The problem:
Return the whole listing exactly as it stands.

***** Data for processing

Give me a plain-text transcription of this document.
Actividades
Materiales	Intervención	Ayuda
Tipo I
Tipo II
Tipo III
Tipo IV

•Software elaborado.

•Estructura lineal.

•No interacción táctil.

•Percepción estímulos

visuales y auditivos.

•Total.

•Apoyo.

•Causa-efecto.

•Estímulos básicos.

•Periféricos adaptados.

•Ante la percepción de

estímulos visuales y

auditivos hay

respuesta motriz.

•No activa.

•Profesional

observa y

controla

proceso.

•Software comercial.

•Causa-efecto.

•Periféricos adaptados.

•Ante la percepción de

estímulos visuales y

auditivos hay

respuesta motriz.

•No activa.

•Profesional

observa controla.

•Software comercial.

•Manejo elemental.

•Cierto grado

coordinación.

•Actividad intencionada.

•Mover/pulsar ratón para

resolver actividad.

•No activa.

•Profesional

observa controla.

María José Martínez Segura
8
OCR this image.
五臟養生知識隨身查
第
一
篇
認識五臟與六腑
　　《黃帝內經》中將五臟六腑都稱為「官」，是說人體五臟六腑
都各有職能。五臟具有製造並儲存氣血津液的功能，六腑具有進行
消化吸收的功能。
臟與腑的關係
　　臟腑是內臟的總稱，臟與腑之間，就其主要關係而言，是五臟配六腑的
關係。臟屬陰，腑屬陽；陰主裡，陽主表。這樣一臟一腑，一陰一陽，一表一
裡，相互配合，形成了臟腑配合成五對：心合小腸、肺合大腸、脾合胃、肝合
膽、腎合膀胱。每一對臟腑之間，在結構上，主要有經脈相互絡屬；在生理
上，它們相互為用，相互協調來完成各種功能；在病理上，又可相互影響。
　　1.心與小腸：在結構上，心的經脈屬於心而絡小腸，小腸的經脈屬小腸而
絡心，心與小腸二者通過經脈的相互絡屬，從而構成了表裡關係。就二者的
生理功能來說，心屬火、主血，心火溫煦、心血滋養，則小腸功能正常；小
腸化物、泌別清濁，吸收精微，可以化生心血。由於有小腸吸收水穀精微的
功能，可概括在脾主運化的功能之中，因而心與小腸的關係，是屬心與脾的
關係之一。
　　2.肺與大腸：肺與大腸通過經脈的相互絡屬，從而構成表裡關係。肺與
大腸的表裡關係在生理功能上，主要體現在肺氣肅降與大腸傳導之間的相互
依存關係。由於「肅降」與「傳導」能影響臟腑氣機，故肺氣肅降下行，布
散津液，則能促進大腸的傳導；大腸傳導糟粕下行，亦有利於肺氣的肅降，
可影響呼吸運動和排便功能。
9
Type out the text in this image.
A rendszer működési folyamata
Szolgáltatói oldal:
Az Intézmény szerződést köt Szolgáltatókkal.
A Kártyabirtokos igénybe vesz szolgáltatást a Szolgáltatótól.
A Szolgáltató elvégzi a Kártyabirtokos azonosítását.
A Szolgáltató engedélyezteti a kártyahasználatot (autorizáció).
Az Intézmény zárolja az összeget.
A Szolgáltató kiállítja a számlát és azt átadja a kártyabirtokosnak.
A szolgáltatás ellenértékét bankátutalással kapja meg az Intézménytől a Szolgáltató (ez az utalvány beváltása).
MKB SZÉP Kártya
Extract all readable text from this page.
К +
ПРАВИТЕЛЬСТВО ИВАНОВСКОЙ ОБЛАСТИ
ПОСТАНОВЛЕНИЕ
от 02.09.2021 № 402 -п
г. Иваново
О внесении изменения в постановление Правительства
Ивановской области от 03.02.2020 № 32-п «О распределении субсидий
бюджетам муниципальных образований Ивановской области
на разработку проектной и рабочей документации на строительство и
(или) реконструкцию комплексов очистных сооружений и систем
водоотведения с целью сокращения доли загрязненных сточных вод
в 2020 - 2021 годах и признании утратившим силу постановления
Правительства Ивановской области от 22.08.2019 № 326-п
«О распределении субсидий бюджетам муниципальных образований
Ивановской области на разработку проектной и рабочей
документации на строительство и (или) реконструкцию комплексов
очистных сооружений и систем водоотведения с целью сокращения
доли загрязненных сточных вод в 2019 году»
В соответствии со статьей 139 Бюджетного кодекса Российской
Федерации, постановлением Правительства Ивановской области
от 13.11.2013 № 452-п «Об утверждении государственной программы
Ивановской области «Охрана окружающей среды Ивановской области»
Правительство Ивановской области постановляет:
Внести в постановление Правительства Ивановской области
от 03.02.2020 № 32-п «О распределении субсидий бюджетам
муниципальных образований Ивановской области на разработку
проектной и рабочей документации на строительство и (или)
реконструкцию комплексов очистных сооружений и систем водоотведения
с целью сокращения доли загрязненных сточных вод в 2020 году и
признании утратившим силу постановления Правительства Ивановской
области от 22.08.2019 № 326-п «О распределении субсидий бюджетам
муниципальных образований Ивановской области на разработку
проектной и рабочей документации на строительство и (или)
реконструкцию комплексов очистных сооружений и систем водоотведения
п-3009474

**********

Answer to the exercise:
Give me a plain-text transcription of this document.
Actividades
Materiales	Intervención	Ayuda
Tipo I
Tipo II
Tipo III
Tipo IV

•Software elaborado.

•Estructura lineal.

•No interacción táctil.

•Percepción estímulos

visuales y auditivos.

•Total.

•Apoyo.

•Causa-efecto.

•Estímulos básicos.

•Periféricos adaptados.

•Ante la percepción de

estímulos visuales y

auditivos hay

respuesta motriz.

•No activa.

•Profesional

observa y

controla

proceso.

•Software comercial.

•Causa-efecto.

•Periféricos adaptados.

•Ante la percepción de

estímulos visuales y

auditivos hay

respuesta motriz.

•No activa.

•Profesional

observa controla.

•Software comercial.

•Manejo elemental.

•Cierto grado

coordinación.

•Actividad intencionada.

•Mover/pulsar ratón para

resolver actividad.

•No activa.

•Profesional

observa controla.

María José Martínez Segura
8
OCR this image.
五臟養生知識隨身查
第
一
篇
認識五臟與六腑
　　《黃帝內經》中將五臟六腑都稱為「官」，是說人體五臟六腑
都各有職能。五臟具有製造並儲存氣血津液的功能，六腑具有進行
消化吸收的功能。
臟與腑的關係
　　臟腑是內臟的總稱，臟與腑之間，就其主要關係而言，是五臟配六腑的
關係。臟屬陰，腑屬陽；陰主裡，陽主表。這樣一臟一腑，一陰一陽，一表一
裡，相互配合，形成了臟腑配合成五對：心合小腸、肺合大腸、脾合胃、肝合
膽、腎合膀胱。每一對臟腑之間，在結構上，主要有經脈相互絡屬；在生理
上，它們相互為用，相互協調來完成各種功能；在病理上，又可相互影響。
　　1.心與小腸：在結構上，心的經脈屬於心而絡小腸，小腸的經脈屬小腸而
絡心，心與小腸二者通過經脈的相互絡屬，從而構成了表裡關係。就二者的
生理功能來說，心屬火、主血，心火溫煦、心血滋養，則小腸功能正常；小
腸化物、泌別清濁，吸收精微，可以化生心血。由於有小腸吸收水穀精微的
功能，可概括在脾主運化的功能之中，因而心與小腸的關係，是屬心與脾的
關係之一。
　　2.肺與大腸：肺與大腸通過經脈的相互絡屬，從而構成表裡關係。肺與
大腸的表裡關係在生理功能上，主要體現在肺氣肅降與大腸傳導之間的相互
依存關係。由於「肅降」與「傳導」能影響臟腑氣機，故肺氣肅降下行，布
散津液，則能促進大腸的傳導；大腸傳導糟粕下行，亦有利於肺氣的肅降，
可影響呼吸運動和排便功能。
9
Type out the text in this image.
A rendszer működési folyamata
Szolgáltatói oldal:
Az Intézmény szerződést köt Szolgáltatókkal.
A Kártyabirtokos igénybe vesz szolgáltatást a Szolgáltatótól.
A Szolgáltató elvégzi a Kártyabirtokos azonosítását.
A Szolgáltató engedélyezteti a kártyahasználatot (autorizáció).
Az Intézmény zárolja az összeget.
A Szolgáltató kiállítja a számlát és azt átadja a kártyabirtokosnak.
A szolgáltatás ellenértékét bankátutalással kapja meg az Intézménytől a Szolgáltató (ez az utalvány beváltása).
MKB SZÉP Kártya
Extract all readable text from this page.
К +
ПРАВИТЕЛЬСТВО ИВАНОВСКОЙ ОБЛАСТИ
ПОСТАНОВЛЕНИЕ
от 02.09.2021 № 402 -п
г. Иваново
О внесении изменения в постановление Правительства
Ивановской области от 03.02.2020 № 32-п «О распределении субсидий
бюджетам муниципальных образований Ивановской области
на разработку проектной и рабочей документации на строительство и
(или) реконструкцию комплексов очистных сооружений и систем
водоотведения с целью сокращения доли загрязненных сточных вод
в 2020 - 2021 годах и признании утратившим силу постановления
Правительства Ивановской области от 22.08.2019 № 326-п
«О распределении субсидий бюджетам муниципальных образований
Ивановской области на разработку проектной и рабочей
документации на строительство и (или) реконструкцию комплексов
очистных сооружений и систем водоотведения с целью сокращения
доли загрязненных сточных вод в 2019 году»
В соответствии со статьей 139 Бюджетного кодекса Российской
Федерации, постановлением Правительства Ивановской области
от 13.11.2013 № 452-п «Об утверждении государственной программы
Ивановской области «Охрана окружающей среды Ивановской области»
Правительство Ивановской области постановляет:
Внести в постановление Правительства Ивановской области
от 03.02.2020 № 32-п «О распределении субсидий бюджетам
муниципальных образований Ивановской области на разработку
проектной и рабочей документации на строительство и (или)
реконструкцию комплексов очистных сооружений и систем водоотведения
с целью сокращения доли загрязненных сточных вод в 2020 году и
признании утратившим силу постановления Правительства Ивановской
области от 22.08.2019 № 326-п «О распределении субсидий бюджетам
муниципальных образований Ивановской области на разработку
проектной и рабочей документации на строительство и (или)
реконструкцию комплексов очистных сооружений и систем водоотведения
п-3009474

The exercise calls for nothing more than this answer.